■ RECORDS
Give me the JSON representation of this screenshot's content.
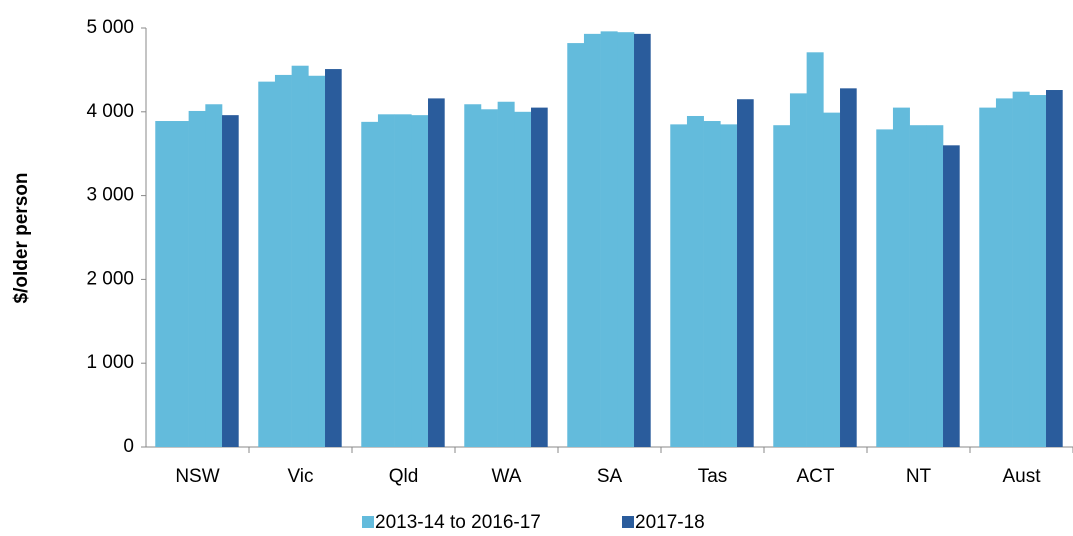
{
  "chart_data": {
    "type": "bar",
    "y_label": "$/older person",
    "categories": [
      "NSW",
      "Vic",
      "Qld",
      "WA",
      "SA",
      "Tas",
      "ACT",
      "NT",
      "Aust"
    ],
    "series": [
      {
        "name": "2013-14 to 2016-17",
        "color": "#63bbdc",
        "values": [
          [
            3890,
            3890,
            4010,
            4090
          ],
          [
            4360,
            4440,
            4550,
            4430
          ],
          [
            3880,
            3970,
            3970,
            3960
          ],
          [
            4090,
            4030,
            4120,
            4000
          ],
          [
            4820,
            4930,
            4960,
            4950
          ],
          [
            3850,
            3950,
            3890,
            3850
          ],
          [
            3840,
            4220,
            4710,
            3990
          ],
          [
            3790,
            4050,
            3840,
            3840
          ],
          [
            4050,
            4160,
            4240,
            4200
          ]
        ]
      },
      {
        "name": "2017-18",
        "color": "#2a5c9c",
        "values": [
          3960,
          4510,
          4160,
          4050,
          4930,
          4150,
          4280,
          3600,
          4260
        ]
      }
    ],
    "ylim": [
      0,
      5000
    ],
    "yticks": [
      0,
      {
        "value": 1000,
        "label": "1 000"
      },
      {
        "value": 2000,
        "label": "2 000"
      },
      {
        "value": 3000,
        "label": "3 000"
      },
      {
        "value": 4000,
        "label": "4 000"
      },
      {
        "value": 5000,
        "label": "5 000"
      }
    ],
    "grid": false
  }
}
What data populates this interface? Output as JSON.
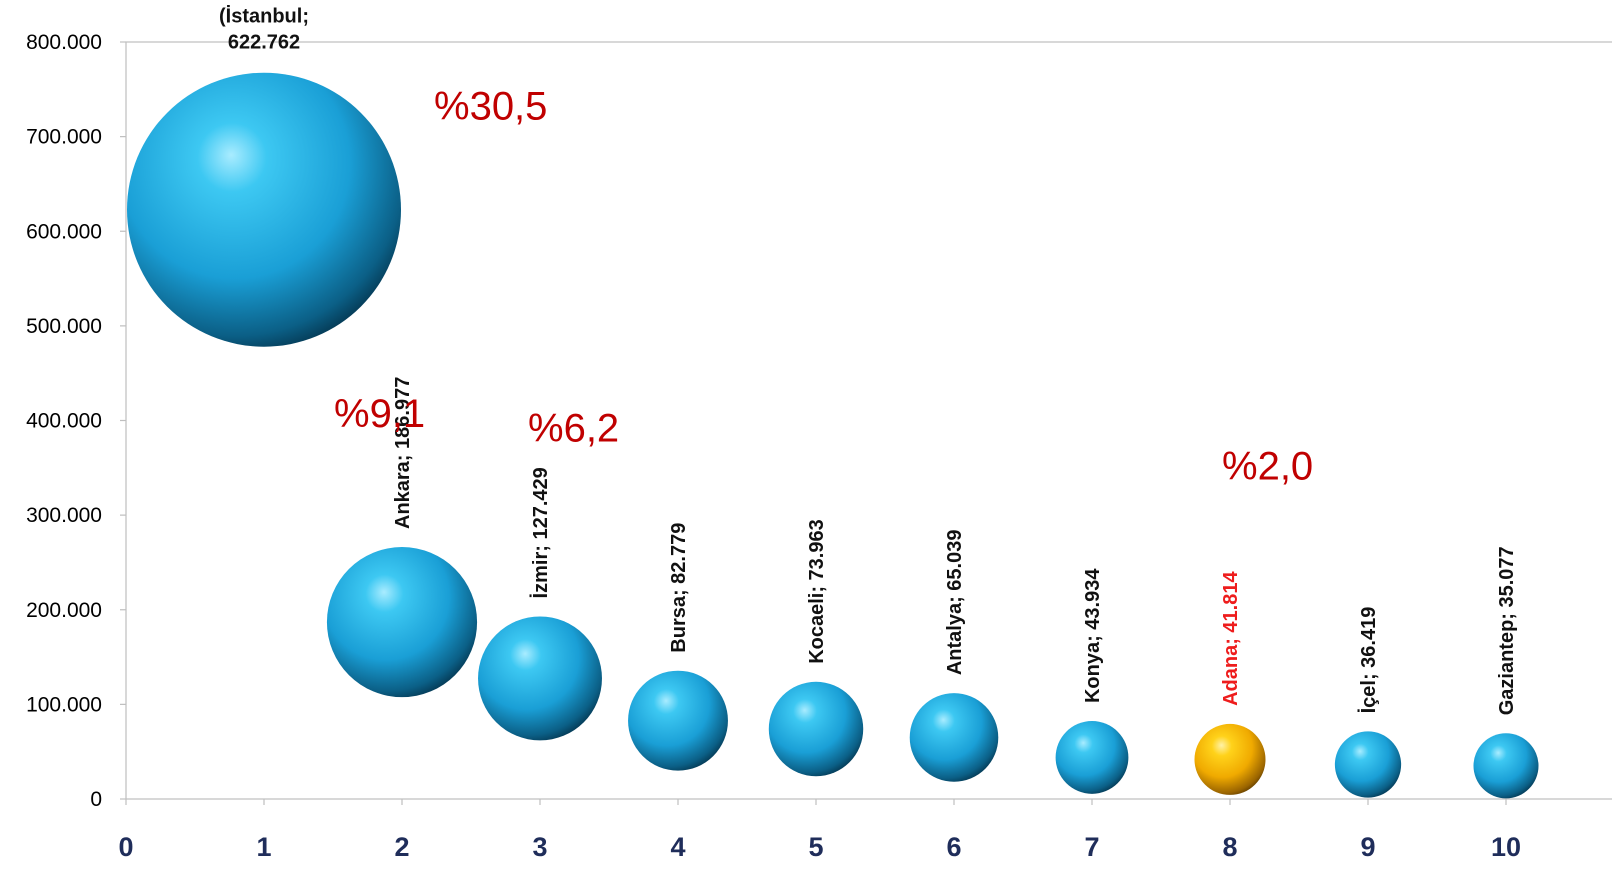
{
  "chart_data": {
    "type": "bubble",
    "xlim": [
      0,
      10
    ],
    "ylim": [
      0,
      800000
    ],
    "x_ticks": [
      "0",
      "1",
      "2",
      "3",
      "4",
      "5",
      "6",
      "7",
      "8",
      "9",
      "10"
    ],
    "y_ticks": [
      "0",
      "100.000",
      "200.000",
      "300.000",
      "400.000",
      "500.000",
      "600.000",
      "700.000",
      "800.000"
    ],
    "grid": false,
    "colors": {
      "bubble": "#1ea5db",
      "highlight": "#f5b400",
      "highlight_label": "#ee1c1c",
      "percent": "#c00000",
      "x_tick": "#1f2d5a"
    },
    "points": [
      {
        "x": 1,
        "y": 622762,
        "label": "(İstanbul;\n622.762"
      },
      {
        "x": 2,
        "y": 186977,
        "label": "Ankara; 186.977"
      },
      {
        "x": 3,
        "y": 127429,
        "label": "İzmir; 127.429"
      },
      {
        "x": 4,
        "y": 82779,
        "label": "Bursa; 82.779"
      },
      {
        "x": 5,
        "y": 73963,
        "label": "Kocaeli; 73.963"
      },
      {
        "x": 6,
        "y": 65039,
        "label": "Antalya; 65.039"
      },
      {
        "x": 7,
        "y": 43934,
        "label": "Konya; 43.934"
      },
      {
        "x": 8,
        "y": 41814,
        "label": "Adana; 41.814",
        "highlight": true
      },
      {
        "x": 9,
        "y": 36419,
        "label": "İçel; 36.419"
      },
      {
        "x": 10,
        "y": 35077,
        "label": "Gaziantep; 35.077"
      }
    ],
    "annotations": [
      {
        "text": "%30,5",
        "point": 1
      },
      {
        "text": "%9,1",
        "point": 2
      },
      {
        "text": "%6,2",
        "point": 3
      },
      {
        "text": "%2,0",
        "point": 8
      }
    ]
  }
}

■ TASK INSTRUCTIONS
Your copy of the data should match it exactly, except that pictures are left out.

■ EXERCISE RESPONSE
Give me the JSON representation of this screenshot's content.
{
  "chart_data": {
    "type": "bar",
    "y_label": "$/older person",
    "categories": [
      "NSW",
      "Vic",
      "Qld",
      "WA",
      "SA",
      "Tas",
      "ACT",
      "NT",
      "Aust"
    ],
    "series": [
      {
        "name": "2013-14 to 2016-17",
        "color": "#63bbdc",
        "values": [
          [
            3890,
            3890,
            4010,
            4090
          ],
          [
            4360,
            4440,
            4550,
            4430
          ],
          [
            3880,
            3970,
            3970,
            3960
          ],
          [
            4090,
            4030,
            4120,
            4000
          ],
          [
            4820,
            4930,
            4960,
            4950
          ],
          [
            3850,
            3950,
            3890,
            3850
          ],
          [
            3840,
            4220,
            4710,
            3990
          ],
          [
            3790,
            4050,
            3840,
            3840
          ],
          [
            4050,
            4160,
            4240,
            4200
          ]
        ]
      },
      {
        "name": "2017-18",
        "color": "#2a5c9c",
        "values": [
          3960,
          4510,
          4160,
          4050,
          4930,
          4150,
          4280,
          3600,
          4260
        ]
      }
    ],
    "ylim": [
      0,
      5000
    ],
    "yticks": [
      0,
      {
        "value": 1000,
        "label": "1 000"
      },
      {
        "value": 2000,
        "label": "2 000"
      },
      {
        "value": 3000,
        "label": "3 000"
      },
      {
        "value": 4000,
        "label": "4 000"
      },
      {
        "value": 5000,
        "label": "5 000"
      }
    ],
    "grid": false
  }
}
What data populates this interface? Output as JSON.
{
  "chart_data": {
    "type": "bubble",
    "xlim": [
      0,
      10
    ],
    "ylim": [
      0,
      800000
    ],
    "x_ticks": [
      "0",
      "1",
      "2",
      "3",
      "4",
      "5",
      "6",
      "7",
      "8",
      "9",
      "10"
    ],
    "y_ticks": [
      "0",
      "100.000",
      "200.000",
      "300.000",
      "400.000",
      "500.000",
      "600.000",
      "700.000",
      "800.000"
    ],
    "grid": false,
    "colors": {
      "bubble": "#1ea5db",
      "highlight": "#f5b400",
      "highlight_label": "#ee1c1c",
      "percent": "#c00000",
      "x_tick": "#1f2d5a"
    },
    "points": [
      {
        "x": 1,
        "y": 622762,
        "label": "(İstanbul;\n622.762"
      },
      {
        "x": 2,
        "y": 186977,
        "label": "Ankara; 186.977"
      },
      {
        "x": 3,
        "y": 127429,
        "label": "İzmir; 127.429"
      },
      {
        "x": 4,
        "y": 82779,
        "label": "Bursa; 82.779"
      },
      {
        "x": 5,
        "y": 73963,
        "label": "Kocaeli; 73.963"
      },
      {
        "x": 6,
        "y": 65039,
        "label": "Antalya; 65.039"
      },
      {
        "x": 7,
        "y": 43934,
        "label": "Konya; 43.934"
      },
      {
        "x": 8,
        "y": 41814,
        "label": "Adana; 41.814",
        "highlight": true
      },
      {
        "x": 9,
        "y": 36419,
        "label": "İçel; 36.419"
      },
      {
        "x": 10,
        "y": 35077,
        "label": "Gaziantep; 35.077"
      }
    ],
    "annotations": [
      {
        "text": "%30,5",
        "point": 1
      },
      {
        "text": "%9,1",
        "point": 2
      },
      {
        "text": "%6,2",
        "point": 3
      },
      {
        "text": "%2,0",
        "point": 8
      }
    ]
  }
}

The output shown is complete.